■ **OBJECTIVE**
Each record that follows should be repeated exactly, minus any images.

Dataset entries
────────────────────
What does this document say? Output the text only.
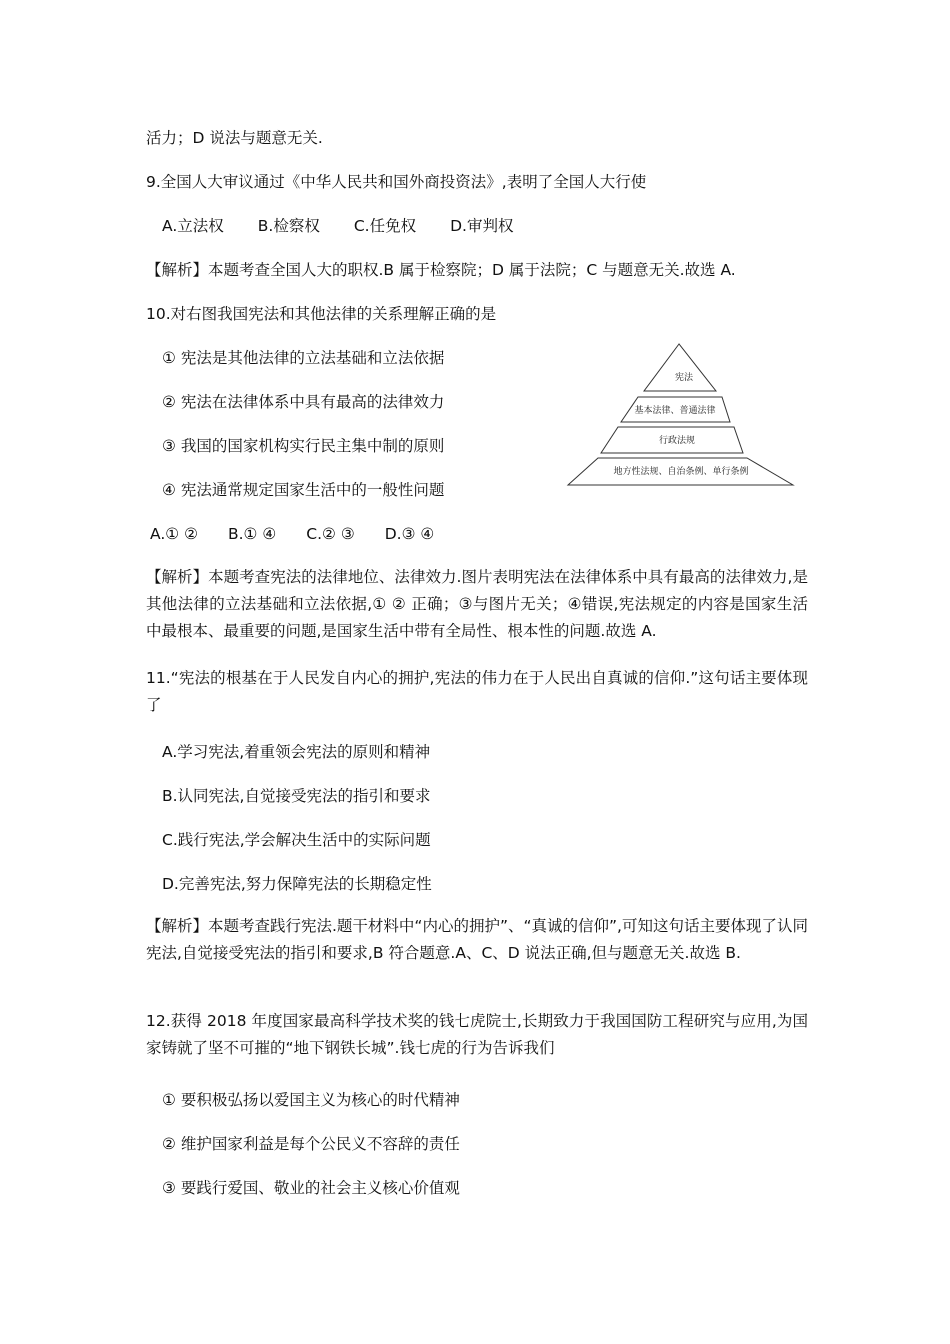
活力；D 说法与题意无关.
9.全国人大审议通过《中华人民共和国外商投资法》,表明了全国人大行使
A.立法权 B.检察权 C.任免权 D.审判权
【解析】本题考查全国人大的职权.B 属于检察院；D 属于法院；C 与题意无关.故选 A.
10.对右图我国宪法和其他法律的关系理解正确的是
① 宪法是其他法律的立法基础和立法依据
② 宪法在法律体系中具有最高的法律效力
③ 我国的国家机构实行民主集中制的原则
④ 宪法通常规定国家生活中的一般性问题
宪法
基本法律、普通法律
行政法规
地方性法规、自治条例、单行条例
A.① ② B.① ④ C.② ③ D.③ ④
【解析】本题考查宪法的法律地位、法律效力.图片表明宪法在法律体系中具有最高的法律效力,是其他法律的立法基础和立法依据,① ② 正确；③与图片无关；④错误,宪法规定的内容是国家生活中最根本、最重要的问题,是国家生活中带有全局性、根本性的问题.故选 A.
11.“宪法的根基在于人民发自内心的拥护,宪法的伟力在于人民出自真诚的信仰.”这句话主要体现了
A.学习宪法,着重领会宪法的原则和精神
B.认同宪法,自觉接受宪法的指引和要求
C.践行宪法,学会解决生活中的实际问题
D.完善宪法,努力保障宪法的长期稳定性
【解析】本题考查践行宪法.题干材料中“内心的拥护”、“真诚的信仰”,可知这句话主要体现了认同宪法,自觉接受宪法的指引和要求,B 符合题意.A、C、D 说法正确,但与题意无关.故选 B.
12.获得 2018 年度国家最高科学技术奖的钱七虎院士,长期致力于我国国防工程研究与应用,为国家铸就了坚不可摧的“地下钢铁长城”.钱七虎的行为告诉我们
① 要积极弘扬以爱国主义为核心的时代精神
② 维护国家利益是每个公民义不容辞的责任
③ 要践行爱国、敬业的社会主义核心价值观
────────────────────
■ **TASK SOLUTION**
What does this document say? Output the text only.
活力；D 说法与题意无关.
9.全国人大审议通过《中华人民共和国外商投资法》,表明了全国人大行使
A.立法权 B.检察权 C.任免权 D.审判权
【解析】本题考查全国人大的职权.B 属于检察院；D 属于法院；C 与题意无关.故选 A.
10.对右图我国宪法和其他法律的关系理解正确的是
① 宪法是其他法律的立法基础和立法依据
② 宪法在法律体系中具有最高的法律效力
③ 我国的国家机构实行民主集中制的原则
④ 宪法通常规定国家生活中的一般性问题
宪法
基本法律、普通法律
行政法规
地方性法规、自治条例、单行条例
A.① ② B.① ④ C.② ③ D.③ ④
【解析】本题考查宪法的法律地位、法律效力.图片表明宪法在法律体系中具有最高的法律效力,是其他法律的立法基础和立法依据,① ② 正确；③与图片无关；④错误,宪法规定的内容是国家生活中最根本、最重要的问题,是国家生活中带有全局性、根本性的问题.故选 A.
11.“宪法的根基在于人民发自内心的拥护,宪法的伟力在于人民出自真诚的信仰.”这句话主要体现了
A.学习宪法,着重领会宪法的原则和精神
B.认同宪法,自觉接受宪法的指引和要求
C.践行宪法,学会解决生活中的实际问题
D.完善宪法,努力保障宪法的长期稳定性
【解析】本题考查践行宪法.题干材料中“内心的拥护”、“真诚的信仰”,可知这句话主要体现了认同宪法,自觉接受宪法的指引和要求,B 符合题意.A、C、D 说法正确,但与题意无关.故选 B.
12.获得 2018 年度国家最高科学技术奖的钱七虎院士,长期致力于我国国防工程研究与应用,为国家铸就了坚不可摧的“地下钢铁长城”.钱七虎的行为告诉我们
① 要积极弘扬以爱国主义为核心的时代精神
② 维护国家利益是每个公民义不容辞的责任
③ 要践行爱国、敬业的社会主义核心价值观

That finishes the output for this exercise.